Goal:
Each line of the data that includes the string "watermark" is to be copied out.

----------

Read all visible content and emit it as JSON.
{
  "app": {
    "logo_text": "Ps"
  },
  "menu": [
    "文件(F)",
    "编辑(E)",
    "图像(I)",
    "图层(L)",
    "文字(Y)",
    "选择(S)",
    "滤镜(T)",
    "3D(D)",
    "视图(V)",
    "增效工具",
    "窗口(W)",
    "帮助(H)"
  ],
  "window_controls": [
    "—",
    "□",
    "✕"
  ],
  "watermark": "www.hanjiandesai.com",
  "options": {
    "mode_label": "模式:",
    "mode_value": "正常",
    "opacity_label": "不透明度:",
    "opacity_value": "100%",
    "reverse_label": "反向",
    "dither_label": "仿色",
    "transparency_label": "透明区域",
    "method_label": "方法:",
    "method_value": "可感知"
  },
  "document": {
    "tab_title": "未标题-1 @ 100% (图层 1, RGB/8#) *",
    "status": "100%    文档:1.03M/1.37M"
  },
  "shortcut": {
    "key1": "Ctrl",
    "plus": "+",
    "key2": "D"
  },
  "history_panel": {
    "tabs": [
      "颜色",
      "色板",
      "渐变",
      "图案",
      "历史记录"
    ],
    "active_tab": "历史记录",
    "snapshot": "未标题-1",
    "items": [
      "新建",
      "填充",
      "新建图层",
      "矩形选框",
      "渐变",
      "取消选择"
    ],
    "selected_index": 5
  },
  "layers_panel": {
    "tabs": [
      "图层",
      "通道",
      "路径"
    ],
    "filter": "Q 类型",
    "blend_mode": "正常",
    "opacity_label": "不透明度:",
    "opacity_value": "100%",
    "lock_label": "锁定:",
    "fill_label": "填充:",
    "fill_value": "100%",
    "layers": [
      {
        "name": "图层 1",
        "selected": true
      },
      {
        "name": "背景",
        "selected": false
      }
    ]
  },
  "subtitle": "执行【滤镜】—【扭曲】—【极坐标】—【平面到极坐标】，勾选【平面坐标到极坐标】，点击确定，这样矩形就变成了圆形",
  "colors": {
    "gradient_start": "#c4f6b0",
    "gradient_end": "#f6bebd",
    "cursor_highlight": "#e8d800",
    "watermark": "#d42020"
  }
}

----------

Result:
  "watermark": "www.hanjiandesai.com",
    "watermark": "#d42020"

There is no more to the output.